Task description: Each of the entries should be retyped precisely as it appears.

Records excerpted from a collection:
__________________________________________________
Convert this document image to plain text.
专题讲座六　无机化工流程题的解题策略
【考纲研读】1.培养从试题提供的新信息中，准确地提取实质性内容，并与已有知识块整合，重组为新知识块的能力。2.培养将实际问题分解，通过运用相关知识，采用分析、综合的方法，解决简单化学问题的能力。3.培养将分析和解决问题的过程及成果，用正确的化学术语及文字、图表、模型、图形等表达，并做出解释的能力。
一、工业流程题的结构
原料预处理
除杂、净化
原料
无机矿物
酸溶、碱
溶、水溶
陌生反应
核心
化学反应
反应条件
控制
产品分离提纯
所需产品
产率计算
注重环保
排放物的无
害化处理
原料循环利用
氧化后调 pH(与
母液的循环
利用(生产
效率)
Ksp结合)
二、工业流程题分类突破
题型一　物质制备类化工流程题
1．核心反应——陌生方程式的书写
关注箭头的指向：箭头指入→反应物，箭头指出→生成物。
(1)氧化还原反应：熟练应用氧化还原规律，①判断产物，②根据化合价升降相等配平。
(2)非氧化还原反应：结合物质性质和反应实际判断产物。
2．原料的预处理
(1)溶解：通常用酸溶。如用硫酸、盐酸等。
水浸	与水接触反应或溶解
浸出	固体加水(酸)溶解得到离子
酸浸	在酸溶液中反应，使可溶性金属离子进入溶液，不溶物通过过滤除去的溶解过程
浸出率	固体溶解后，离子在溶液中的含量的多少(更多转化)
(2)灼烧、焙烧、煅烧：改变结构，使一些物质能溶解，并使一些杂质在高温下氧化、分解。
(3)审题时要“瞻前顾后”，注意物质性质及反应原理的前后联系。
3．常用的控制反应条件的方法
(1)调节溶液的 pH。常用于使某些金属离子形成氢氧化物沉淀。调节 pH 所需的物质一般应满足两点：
__________________________________________________
Result for this task:
Convert this document image to plain text.
专题讲座六　无机化工流程题的解题策略
【考纲研读】1.培养从试题提供的新信息中，准确地提取实质性内容，并与已有知识块整合，重组为新知识块的能力。2.培养将实际问题分解，通过运用相关知识，采用分析、综合的方法，解决简单化学问题的能力。3.培养将分析和解决问题的过程及成果，用正确的化学术语及文字、图表、模型、图形等表达，并做出解释的能力。
一、工业流程题的结构
原料预处理
除杂、净化
原料
无机矿物
酸溶、碱
溶、水溶
陌生反应
核心
化学反应
反应条件
控制
产品分离提纯
所需产品
产率计算
注重环保
排放物的无
害化处理
原料循环利用
氧化后调 pH(与
母液的循环
利用(生产
效率)
Ksp结合)
二、工业流程题分类突破
题型一　物质制备类化工流程题
1．核心反应——陌生方程式的书写
关注箭头的指向：箭头指入→反应物，箭头指出→生成物。
(1)氧化还原反应：熟练应用氧化还原规律，①判断产物，②根据化合价升降相等配平。
(2)非氧化还原反应：结合物质性质和反应实际判断产物。
2．原料的预处理
(1)溶解：通常用酸溶。如用硫酸、盐酸等。
水浸	与水接触反应或溶解
浸出	固体加水(酸)溶解得到离子
酸浸	在酸溶液中反应，使可溶性金属离子进入溶液，不溶物通过过滤除去的溶解过程
浸出率	固体溶解后，离子在溶液中的含量的多少(更多转化)
(2)灼烧、焙烧、煅烧：改变结构，使一些物质能溶解，并使一些杂质在高温下氧化、分解。
(3)审题时要“瞻前顾后”，注意物质性质及反应原理的前后联系。
3．常用的控制反应条件的方法
(1)调节溶液的 pH。常用于使某些金属离子形成氢氧化物沉淀。调节 pH 所需的物质一般应满足两点：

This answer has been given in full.